(Records about charts and figures)
-*-

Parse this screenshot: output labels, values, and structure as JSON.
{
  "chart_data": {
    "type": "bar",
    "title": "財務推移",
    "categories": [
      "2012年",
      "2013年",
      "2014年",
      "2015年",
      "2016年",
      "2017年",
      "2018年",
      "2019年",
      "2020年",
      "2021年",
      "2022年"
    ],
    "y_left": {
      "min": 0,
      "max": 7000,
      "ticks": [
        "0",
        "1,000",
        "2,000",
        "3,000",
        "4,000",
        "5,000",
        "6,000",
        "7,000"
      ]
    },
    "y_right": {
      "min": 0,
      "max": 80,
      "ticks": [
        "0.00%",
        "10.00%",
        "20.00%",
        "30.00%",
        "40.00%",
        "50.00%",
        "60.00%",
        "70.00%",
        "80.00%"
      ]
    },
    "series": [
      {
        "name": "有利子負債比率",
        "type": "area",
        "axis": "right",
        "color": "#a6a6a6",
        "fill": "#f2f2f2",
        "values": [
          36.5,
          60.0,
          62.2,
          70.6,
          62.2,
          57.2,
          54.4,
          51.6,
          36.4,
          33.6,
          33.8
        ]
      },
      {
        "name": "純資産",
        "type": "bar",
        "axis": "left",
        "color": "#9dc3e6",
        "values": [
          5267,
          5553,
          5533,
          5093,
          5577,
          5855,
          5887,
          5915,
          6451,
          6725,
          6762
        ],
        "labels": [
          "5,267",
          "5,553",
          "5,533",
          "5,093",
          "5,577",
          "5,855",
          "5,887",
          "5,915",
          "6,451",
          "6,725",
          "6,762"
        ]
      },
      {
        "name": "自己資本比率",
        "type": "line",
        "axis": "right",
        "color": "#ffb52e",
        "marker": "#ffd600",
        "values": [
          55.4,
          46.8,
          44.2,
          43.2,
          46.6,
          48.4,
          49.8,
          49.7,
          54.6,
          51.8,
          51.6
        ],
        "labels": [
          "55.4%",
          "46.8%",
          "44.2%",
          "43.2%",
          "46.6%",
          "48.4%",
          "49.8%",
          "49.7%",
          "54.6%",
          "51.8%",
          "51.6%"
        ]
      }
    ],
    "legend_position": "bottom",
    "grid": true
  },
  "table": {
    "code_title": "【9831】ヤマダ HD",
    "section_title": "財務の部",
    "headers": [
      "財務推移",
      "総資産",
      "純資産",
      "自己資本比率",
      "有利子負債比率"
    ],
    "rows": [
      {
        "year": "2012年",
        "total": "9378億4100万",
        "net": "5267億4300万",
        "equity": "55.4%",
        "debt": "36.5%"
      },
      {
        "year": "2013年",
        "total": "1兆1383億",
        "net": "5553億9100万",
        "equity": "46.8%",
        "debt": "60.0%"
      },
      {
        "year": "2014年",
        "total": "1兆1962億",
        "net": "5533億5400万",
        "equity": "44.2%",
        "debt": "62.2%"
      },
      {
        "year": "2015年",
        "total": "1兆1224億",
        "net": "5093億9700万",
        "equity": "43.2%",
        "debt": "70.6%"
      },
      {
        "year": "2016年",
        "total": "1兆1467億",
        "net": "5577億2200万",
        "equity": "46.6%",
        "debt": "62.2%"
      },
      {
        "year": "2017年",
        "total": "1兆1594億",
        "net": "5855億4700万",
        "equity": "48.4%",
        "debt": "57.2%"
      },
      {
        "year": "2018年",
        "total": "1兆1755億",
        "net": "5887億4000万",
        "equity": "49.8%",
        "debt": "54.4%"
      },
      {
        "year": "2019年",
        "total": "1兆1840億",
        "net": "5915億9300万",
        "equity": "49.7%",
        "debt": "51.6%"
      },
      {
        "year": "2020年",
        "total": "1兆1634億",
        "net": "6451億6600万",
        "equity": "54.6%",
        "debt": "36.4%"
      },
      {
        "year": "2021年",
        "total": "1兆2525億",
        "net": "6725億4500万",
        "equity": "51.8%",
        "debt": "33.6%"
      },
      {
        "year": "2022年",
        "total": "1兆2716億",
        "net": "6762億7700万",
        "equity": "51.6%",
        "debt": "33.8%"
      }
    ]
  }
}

-*-

- **REQUEST**
Transcribe every entry exactly, omitting nothing.

- **TASK RESPONSE**
Parse this screenshot: output labels, values, and structure as JSON.
{
  "chart_data": {
    "type": "bar",
    "title": "財務推移",
    "categories": [
      "2012年",
      "2013年",
      "2014年",
      "2015年",
      "2016年",
      "2017年",
      "2018年",
      "2019年",
      "2020年",
      "2021年",
      "2022年"
    ],
    "y_left": {
      "min": 0,
      "max": 7000,
      "ticks": [
        "0",
        "1,000",
        "2,000",
        "3,000",
        "4,000",
        "5,000",
        "6,000",
        "7,000"
      ]
    },
    "y_right": {
      "min": 0,
      "max": 80,
      "ticks": [
        "0.00%",
        "10.00%",
        "20.00%",
        "30.00%",
        "40.00%",
        "50.00%",
        "60.00%",
        "70.00%",
        "80.00%"
      ]
    },
    "series": [
      {
        "name": "有利子負債比率",
        "type": "area",
        "axis": "right",
        "color": "#a6a6a6",
        "fill": "#f2f2f2",
        "values": [
          36.5,
          60.0,
          62.2,
          70.6,
          62.2,
          57.2,
          54.4,
          51.6,
          36.4,
          33.6,
          33.8
        ]
      },
      {
        "name": "純資産",
        "type": "bar",
        "axis": "left",
        "color": "#9dc3e6",
        "values": [
          5267,
          5553,
          5533,
          5093,
          5577,
          5855,
          5887,
          5915,
          6451,
          6725,
          6762
        ],
        "labels": [
          "5,267",
          "5,553",
          "5,533",
          "5,093",
          "5,577",
          "5,855",
          "5,887",
          "5,915",
          "6,451",
          "6,725",
          "6,762"
        ]
      },
      {
        "name": "自己資本比率",
        "type": "line",
        "axis": "right",
        "color": "#ffb52e",
        "marker": "#ffd600",
        "values": [
          55.4,
          46.8,
          44.2,
          43.2,
          46.6,
          48.4,
          49.8,
          49.7,
          54.6,
          51.8,
          51.6
        ],
        "labels": [
          "55.4%",
          "46.8%",
          "44.2%",
          "43.2%",
          "46.6%",
          "48.4%",
          "49.8%",
          "49.7%",
          "54.6%",
          "51.8%",
          "51.6%"
        ]
      }
    ],
    "legend_position": "bottom",
    "grid": true
  },
  "table": {
    "code_title": "【9831】ヤマダ HD",
    "section_title": "財務の部",
    "headers": [
      "財務推移",
      "総資産",
      "純資産",
      "自己資本比率",
      "有利子負債比率"
    ],
    "rows": [
      {
        "year": "2012年",
        "total": "9378億4100万",
        "net": "5267億4300万",
        "equity": "55.4%",
        "debt": "36.5%"
      },
      {
        "year": "2013年",
        "total": "1兆1383億",
        "net": "5553億9100万",
        "equity": "46.8%",
        "debt": "60.0%"
      },
      {
        "year": "2014年",
        "total": "1兆1962億",
        "net": "5533億5400万",
        "equity": "44.2%",
        "debt": "62.2%"
      },
      {
        "year": "2015年",
        "total": "1兆1224億",
        "net": "5093億9700万",
        "equity": "43.2%",
        "debt": "70.6%"
      },
      {
        "year": "2016年",
        "total": "1兆1467億",
        "net": "5577億2200万",
        "equity": "46.6%",
        "debt": "62.2%"
      },
      {
        "year": "2017年",
        "total": "1兆1594億",
        "net": "5855億4700万",
        "equity": "48.4%",
        "debt": "57.2%"
      },
      {
        "year": "2018年",
        "total": "1兆1755億",
        "net": "5887億4000万",
        "equity": "49.8%",
        "debt": "54.4%"
      },
      {
        "year": "2019年",
        "total": "1兆1840億",
        "net": "5915億9300万",
        "equity": "49.7%",
        "debt": "51.6%"
      },
      {
        "year": "2020年",
        "total": "1兆1634億",
        "net": "6451億6600万",
        "equity": "54.6%",
        "debt": "36.4%"
      },
      {
        "year": "2021年",
        "total": "1兆2525億",
        "net": "6725億4500万",
        "equity": "51.8%",
        "debt": "33.6%"
      },
      {
        "year": "2022年",
        "total": "1兆2716億",
        "net": "6762億7700万",
        "equity": "51.6%",
        "debt": "33.8%"
      }
    ]
  }
}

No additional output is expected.